**WHAT YOU HAVE TO DO:** Please print the full listing exactly.

**MATERIAL TO PROCESS:**
┌──
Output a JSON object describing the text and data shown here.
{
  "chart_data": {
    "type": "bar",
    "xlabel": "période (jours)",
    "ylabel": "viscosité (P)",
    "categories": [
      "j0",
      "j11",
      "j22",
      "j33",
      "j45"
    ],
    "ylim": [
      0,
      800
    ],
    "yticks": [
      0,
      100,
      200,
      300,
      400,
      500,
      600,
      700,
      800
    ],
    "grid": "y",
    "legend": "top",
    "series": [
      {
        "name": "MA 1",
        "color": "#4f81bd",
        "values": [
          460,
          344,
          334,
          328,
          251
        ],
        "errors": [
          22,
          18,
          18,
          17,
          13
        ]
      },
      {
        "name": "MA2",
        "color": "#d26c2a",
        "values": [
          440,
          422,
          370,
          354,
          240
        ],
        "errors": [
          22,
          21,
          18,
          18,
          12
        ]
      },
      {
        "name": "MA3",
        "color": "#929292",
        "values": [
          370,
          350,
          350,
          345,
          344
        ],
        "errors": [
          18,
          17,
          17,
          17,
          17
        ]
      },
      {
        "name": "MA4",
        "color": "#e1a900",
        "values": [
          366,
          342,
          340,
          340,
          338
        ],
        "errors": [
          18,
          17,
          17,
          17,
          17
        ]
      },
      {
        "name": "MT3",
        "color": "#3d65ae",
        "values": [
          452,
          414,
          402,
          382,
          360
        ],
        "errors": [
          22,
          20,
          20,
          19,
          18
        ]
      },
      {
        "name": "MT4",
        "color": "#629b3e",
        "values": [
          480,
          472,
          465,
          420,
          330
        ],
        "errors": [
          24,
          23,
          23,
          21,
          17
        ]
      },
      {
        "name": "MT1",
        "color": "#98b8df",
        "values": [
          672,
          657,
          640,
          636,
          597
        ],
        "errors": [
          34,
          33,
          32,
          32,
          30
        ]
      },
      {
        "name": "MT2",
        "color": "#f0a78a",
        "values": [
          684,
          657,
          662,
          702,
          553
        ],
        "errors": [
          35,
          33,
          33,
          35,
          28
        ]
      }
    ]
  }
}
└──
**SOLUTION FOR THIS PROBLEM:**
Output a JSON object describing the text and data shown here.
{
  "chart_data": {
    "type": "bar",
    "xlabel": "période (jours)",
    "ylabel": "viscosité (P)",
    "categories": [
      "j0",
      "j11",
      "j22",
      "j33",
      "j45"
    ],
    "ylim": [
      0,
      800
    ],
    "yticks": [
      0,
      100,
      200,
      300,
      400,
      500,
      600,
      700,
      800
    ],
    "grid": "y",
    "legend": "top",
    "series": [
      {
        "name": "MA 1",
        "color": "#4f81bd",
        "values": [
          460,
          344,
          334,
          328,
          251
        ],
        "errors": [
          22,
          18,
          18,
          17,
          13
        ]
      },
      {
        "name": "MA2",
        "color": "#d26c2a",
        "values": [
          440,
          422,
          370,
          354,
          240
        ],
        "errors": [
          22,
          21,
          18,
          18,
          12
        ]
      },
      {
        "name": "MA3",
        "color": "#929292",
        "values": [
          370,
          350,
          350,
          345,
          344
        ],
        "errors": [
          18,
          17,
          17,
          17,
          17
        ]
      },
      {
        "name": "MA4",
        "color": "#e1a900",
        "values": [
          366,
          342,
          340,
          340,
          338
        ],
        "errors": [
          18,
          17,
          17,
          17,
          17
        ]
      },
      {
        "name": "MT3",
        "color": "#3d65ae",
        "values": [
          452,
          414,
          402,
          382,
          360
        ],
        "errors": [
          22,
          20,
          20,
          19,
          18
        ]
      },
      {
        "name": "MT4",
        "color": "#629b3e",
        "values": [
          480,
          472,
          465,
          420,
          330
        ],
        "errors": [
          24,
          23,
          23,
          21,
          17
        ]
      },
      {
        "name": "MT1",
        "color": "#98b8df",
        "values": [
          672,
          657,
          640,
          636,
          597
        ],
        "errors": [
          34,
          33,
          32,
          32,
          30
        ]
      },
      {
        "name": "MT2",
        "color": "#f0a78a",
        "values": [
          684,
          657,
          662,
          702,
          553
        ],
        "errors": [
          35,
          33,
          33,
          35,
          28
        ]
      }
    ]
  }
}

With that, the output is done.